Task statement -> All of the material below is to be retyped exactly.

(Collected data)
···

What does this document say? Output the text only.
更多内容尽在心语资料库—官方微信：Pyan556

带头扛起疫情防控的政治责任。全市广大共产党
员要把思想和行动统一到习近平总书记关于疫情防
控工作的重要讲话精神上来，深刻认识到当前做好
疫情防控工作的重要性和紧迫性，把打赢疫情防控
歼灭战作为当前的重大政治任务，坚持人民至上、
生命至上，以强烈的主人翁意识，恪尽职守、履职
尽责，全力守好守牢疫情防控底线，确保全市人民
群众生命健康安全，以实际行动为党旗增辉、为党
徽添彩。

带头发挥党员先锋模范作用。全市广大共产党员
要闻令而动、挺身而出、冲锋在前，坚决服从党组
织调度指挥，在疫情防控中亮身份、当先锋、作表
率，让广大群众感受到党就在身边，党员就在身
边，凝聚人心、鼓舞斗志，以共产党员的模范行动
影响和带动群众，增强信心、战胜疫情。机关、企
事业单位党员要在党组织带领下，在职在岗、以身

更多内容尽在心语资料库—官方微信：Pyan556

···

Final result ->
What does this document say? Output the text only.
更多内容尽在心语资料库—官方微信：Pyan556

带头扛起疫情防控的政治责任。全市广大共产党
员要把思想和行动统一到习近平总书记关于疫情防
控工作的重要讲话精神上来，深刻认识到当前做好
疫情防控工作的重要性和紧迫性，把打赢疫情防控
歼灭战作为当前的重大政治任务，坚持人民至上、
生命至上，以强烈的主人翁意识，恪尽职守、履职
尽责，全力守好守牢疫情防控底线，确保全市人民
群众生命健康安全，以实际行动为党旗增辉、为党
徽添彩。

带头发挥党员先锋模范作用。全市广大共产党员
要闻令而动、挺身而出、冲锋在前，坚决服从党组
织调度指挥，在疫情防控中亮身份、当先锋、作表
率，让广大群众感受到党就在身边，党员就在身
边，凝聚人心、鼓舞斗志，以共产党员的模范行动
影响和带动群众，增强信心、战胜疫情。机关、企
事业单位党员要在党组织带领下，在职在岗、以身

更多内容尽在心语资料库—官方微信：Pyan556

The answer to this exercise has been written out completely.